It may not be January 1, but another very exciting New Year is just around the corner: Chinese New Year. On New Year's Eve, it's a Chinese tradition to eat dumplings. To celebrate, we're sharing a special preview recipe from a dumpling story I wrote for our April issue.

Photo: Christopher Testani

Pork and Chive Dumplings with Red Chile Oil Hands-on: 35 min. Total: 45 min.

The pleating of these dumplings is a bit more advanced; if guests have trouble, they can make half-moons and skip the pleating. Make the chile oil up to 5 days ahead; store in the fridge, but bring to room temperature before serving.

3 (2- to 3-inch) dried red Asian chile peppers or chiles de arbol 1 1/2 tablespoons canola oil 2 teaspoons sugar, divided 1 teaspoon dark sesame oil 1 tablespoon lower-sodium soy sauce, divided 2 teaspoons rice vinegar 2 garlic cloves, grated and divided 8 ounces pork tenderloin, chopped 1/2 cup chopped fresh chives, divided 1 teaspoon grated fresh ginger 1/4teaspoon ground white pepper 1 large egg, lightly beaten 18 round gyoza skins Cooking spray Napa (Chinese) cabbage leaves or romaine lettuce leaves 1 teaspoon toasted sesame seeds, lightly crushed

1. Heat a small skillet over medium-high heat. Add whole chiles to pan; cook 1 to 2 minutes or until darkened and fragrant. Remove from pan; discard stems. Place chiles in a mini food processor; process until finely chopped (chiles should resemble crushed red pepper). Heat canola oil in pan 30 seconds over medium-high heat or until oil shimmers. Remove from heat; add chiles to hot oil. Let stand at room temperature 5 minutes. Stir in 1 teaspoon sugar, sesame oil, 2 teaspoons soy sauce, vinegar, and 1 garlic clove.
——————
* **INSTRUCTION 1**: In the dumpling recipe text, how far ahead can the chile oil be made?
* **INSTRUCTION 2**: Copy out the lines of the records that start at the line containing "svg-text:1: 1 [166,154,176,175]" and end at the line containing "battery B1 [362,130,400,139]".
——————
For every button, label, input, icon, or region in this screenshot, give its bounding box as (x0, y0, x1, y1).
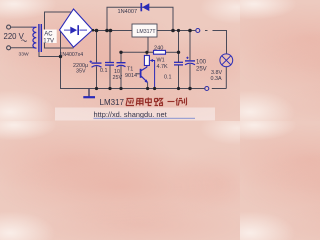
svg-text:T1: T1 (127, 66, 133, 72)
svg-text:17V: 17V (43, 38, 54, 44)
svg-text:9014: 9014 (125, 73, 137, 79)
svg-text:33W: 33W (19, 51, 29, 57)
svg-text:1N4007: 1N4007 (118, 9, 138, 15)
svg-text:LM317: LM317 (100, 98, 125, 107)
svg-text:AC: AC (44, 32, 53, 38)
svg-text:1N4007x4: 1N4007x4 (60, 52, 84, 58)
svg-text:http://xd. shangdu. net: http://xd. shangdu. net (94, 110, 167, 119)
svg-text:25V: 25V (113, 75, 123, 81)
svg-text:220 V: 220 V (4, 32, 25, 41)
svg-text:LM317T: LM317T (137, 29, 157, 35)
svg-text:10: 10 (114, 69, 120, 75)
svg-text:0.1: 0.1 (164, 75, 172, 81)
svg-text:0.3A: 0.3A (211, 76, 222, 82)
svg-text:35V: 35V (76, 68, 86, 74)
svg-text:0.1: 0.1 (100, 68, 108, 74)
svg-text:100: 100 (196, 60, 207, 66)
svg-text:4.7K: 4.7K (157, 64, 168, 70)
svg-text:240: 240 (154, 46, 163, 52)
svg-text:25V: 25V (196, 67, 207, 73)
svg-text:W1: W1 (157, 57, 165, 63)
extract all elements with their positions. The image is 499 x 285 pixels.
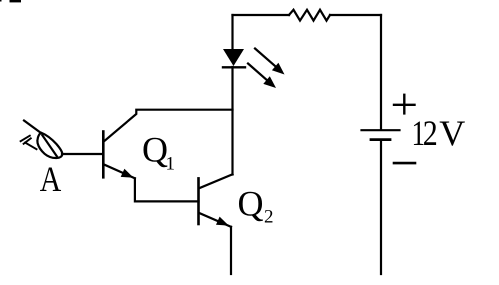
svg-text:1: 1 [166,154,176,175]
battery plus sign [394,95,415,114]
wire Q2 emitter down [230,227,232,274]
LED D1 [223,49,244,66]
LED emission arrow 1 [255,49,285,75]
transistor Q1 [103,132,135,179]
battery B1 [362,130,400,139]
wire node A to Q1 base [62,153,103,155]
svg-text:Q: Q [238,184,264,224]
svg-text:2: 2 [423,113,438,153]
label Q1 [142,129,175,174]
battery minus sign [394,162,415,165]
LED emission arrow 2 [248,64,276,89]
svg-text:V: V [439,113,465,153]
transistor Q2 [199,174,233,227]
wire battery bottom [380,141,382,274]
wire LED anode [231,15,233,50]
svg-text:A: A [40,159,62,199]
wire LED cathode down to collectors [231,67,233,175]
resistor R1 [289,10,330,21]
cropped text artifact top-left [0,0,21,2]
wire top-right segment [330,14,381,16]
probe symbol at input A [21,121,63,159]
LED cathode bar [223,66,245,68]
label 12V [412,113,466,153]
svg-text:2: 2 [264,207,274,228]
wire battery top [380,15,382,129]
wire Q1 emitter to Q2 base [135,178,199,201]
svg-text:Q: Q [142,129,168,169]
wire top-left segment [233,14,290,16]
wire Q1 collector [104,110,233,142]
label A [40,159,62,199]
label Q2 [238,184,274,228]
——————
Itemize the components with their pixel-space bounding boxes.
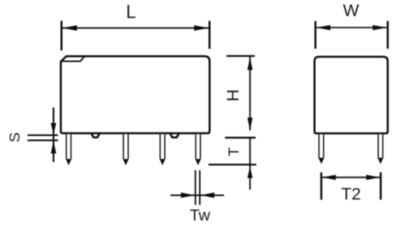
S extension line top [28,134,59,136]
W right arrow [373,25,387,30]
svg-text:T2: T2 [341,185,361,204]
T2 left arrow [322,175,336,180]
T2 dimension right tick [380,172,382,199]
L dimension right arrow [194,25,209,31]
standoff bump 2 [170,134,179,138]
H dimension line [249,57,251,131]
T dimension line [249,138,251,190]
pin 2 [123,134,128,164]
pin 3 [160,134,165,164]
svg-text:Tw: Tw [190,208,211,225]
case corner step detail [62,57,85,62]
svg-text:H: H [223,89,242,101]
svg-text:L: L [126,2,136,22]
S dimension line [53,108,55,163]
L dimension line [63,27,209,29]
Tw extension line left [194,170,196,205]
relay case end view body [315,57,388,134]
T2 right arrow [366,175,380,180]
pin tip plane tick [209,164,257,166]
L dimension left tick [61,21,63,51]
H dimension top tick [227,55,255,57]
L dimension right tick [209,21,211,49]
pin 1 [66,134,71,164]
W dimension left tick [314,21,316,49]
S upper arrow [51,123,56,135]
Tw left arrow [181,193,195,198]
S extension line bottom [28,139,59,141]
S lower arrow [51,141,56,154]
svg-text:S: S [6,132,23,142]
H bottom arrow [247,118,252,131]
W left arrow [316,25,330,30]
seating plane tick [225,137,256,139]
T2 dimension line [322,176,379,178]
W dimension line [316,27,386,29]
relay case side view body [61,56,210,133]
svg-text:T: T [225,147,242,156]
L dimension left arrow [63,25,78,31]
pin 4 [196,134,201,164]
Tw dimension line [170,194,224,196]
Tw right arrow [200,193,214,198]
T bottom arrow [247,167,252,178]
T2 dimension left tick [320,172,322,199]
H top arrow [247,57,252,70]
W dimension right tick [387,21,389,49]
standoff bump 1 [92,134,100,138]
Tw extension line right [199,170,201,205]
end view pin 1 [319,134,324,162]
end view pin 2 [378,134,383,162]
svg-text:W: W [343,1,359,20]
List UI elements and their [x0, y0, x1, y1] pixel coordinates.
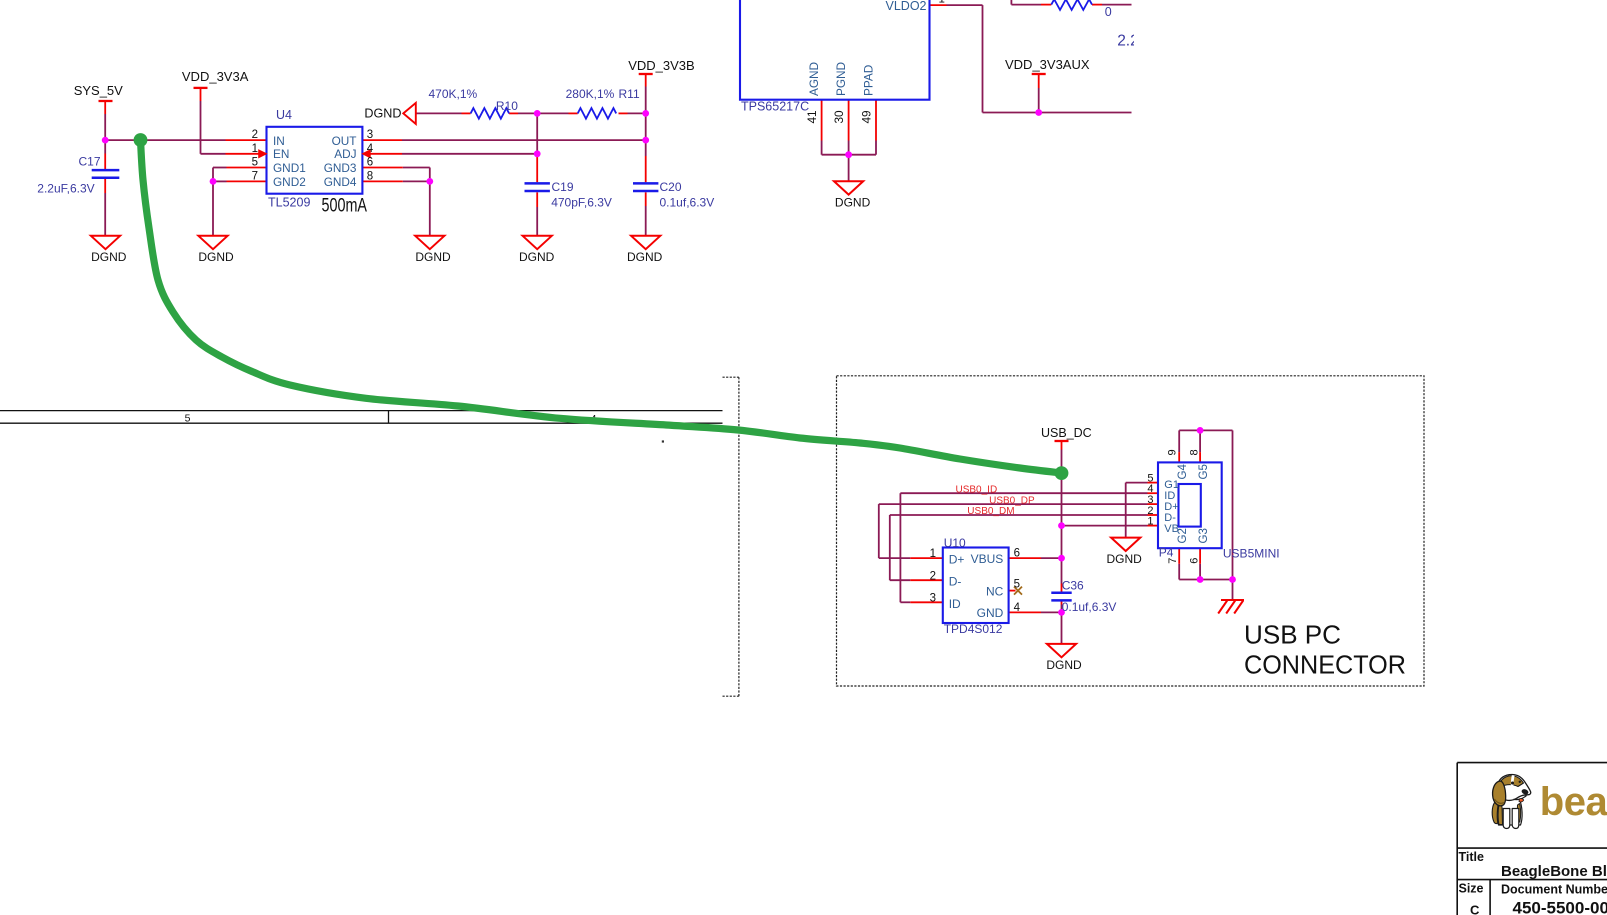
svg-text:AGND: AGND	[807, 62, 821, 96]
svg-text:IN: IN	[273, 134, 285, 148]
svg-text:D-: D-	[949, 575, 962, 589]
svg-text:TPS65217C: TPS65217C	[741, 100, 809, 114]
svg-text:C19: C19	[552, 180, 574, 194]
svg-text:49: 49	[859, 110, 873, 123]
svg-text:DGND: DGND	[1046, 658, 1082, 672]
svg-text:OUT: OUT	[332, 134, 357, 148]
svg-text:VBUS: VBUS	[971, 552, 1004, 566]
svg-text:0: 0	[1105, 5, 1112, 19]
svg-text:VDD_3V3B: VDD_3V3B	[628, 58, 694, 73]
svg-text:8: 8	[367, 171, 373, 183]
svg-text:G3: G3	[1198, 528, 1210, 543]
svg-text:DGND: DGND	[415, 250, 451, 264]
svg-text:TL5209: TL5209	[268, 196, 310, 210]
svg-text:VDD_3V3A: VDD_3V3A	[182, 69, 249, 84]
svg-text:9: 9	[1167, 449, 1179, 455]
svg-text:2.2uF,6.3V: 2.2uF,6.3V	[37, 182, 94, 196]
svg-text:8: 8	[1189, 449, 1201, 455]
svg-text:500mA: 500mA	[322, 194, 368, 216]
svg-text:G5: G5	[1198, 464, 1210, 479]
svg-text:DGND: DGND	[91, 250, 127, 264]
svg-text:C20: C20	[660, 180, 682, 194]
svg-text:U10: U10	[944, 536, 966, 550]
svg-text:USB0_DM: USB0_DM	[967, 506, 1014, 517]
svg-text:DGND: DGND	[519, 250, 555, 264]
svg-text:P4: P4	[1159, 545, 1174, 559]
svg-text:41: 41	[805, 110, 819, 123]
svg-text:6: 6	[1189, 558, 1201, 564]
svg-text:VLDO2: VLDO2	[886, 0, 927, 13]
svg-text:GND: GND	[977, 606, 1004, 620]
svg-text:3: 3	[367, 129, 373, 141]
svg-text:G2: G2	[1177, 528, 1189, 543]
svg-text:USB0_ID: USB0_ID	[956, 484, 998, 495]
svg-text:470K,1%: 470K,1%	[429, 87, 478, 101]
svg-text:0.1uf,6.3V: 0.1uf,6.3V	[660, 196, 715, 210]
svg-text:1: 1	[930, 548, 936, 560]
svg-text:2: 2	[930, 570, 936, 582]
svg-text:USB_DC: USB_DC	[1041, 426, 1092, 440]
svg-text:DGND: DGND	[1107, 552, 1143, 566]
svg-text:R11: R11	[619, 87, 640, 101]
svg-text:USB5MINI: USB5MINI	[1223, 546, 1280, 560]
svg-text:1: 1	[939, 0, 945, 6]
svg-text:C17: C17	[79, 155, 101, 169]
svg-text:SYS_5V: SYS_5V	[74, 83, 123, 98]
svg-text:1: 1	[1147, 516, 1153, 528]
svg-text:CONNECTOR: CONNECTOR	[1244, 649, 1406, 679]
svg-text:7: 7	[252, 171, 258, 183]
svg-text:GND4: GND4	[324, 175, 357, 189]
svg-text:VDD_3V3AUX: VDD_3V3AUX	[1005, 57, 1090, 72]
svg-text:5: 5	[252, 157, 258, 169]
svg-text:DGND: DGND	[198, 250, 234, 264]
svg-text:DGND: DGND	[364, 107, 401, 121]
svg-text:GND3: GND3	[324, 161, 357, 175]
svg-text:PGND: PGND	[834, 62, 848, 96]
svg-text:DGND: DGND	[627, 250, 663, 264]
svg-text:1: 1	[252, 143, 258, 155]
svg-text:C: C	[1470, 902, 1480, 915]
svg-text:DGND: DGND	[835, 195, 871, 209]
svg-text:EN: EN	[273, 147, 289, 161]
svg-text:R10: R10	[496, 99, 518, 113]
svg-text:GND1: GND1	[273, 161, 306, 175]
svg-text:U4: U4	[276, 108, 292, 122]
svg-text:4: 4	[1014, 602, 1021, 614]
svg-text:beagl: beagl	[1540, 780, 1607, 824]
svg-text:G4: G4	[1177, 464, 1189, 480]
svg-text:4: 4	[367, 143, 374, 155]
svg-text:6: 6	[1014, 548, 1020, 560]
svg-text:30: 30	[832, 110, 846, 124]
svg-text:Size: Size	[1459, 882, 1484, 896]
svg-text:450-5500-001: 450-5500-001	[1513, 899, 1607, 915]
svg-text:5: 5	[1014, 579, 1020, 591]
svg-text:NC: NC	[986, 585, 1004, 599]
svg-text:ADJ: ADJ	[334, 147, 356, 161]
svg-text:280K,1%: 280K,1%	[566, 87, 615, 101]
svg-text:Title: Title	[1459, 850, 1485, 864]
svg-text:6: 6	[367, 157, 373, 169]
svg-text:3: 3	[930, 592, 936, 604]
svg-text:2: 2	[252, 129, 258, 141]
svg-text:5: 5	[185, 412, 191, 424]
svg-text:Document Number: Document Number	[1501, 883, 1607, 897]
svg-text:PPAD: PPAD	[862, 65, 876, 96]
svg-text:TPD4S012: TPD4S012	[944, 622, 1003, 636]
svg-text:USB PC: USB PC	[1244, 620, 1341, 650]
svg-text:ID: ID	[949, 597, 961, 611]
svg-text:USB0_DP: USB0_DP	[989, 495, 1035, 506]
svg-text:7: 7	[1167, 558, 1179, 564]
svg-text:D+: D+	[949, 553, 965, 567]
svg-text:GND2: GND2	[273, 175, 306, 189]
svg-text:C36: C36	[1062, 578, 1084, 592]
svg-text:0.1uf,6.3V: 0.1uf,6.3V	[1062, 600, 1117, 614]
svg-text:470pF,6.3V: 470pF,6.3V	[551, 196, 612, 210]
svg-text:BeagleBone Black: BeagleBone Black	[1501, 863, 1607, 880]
——————
* **FULL SOLUTION 1**: Up to 5 days ahead.

* **FULL SOLUTION 2**:
svg-text:1: 1 [166,154,176,175]
battery plus sign [394,95,415,114]
wire Q2 emitter down [230,227,232,274]
LED D1 [223,49,244,66]
LED emission arrow 1 [255,49,285,75]
transistor Q1 [103,132,135,179]
battery B1 [362,130,400,139]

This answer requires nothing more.